**WHAT TO DO:** Identify the lines that include the word "from", then copy all of them.

## START EXERCISE INPUT

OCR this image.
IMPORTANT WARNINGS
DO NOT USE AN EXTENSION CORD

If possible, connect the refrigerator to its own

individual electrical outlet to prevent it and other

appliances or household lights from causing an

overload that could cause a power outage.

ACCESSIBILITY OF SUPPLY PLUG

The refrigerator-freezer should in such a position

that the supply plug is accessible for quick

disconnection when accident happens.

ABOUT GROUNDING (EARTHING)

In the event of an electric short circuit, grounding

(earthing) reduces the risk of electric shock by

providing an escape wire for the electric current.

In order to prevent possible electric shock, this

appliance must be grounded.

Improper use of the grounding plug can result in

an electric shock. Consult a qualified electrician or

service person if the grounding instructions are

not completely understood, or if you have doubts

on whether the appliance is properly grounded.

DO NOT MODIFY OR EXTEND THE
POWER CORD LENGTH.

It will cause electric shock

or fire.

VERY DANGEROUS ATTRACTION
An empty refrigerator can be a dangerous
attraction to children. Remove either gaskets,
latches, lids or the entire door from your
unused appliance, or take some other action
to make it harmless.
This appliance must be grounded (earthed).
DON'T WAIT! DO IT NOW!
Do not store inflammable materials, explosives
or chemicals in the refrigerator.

## END EXERCISE INPUT

**RESULT FOR THIS TASK:**
appliances or household lights from causing an
latches, lids or the entire door from your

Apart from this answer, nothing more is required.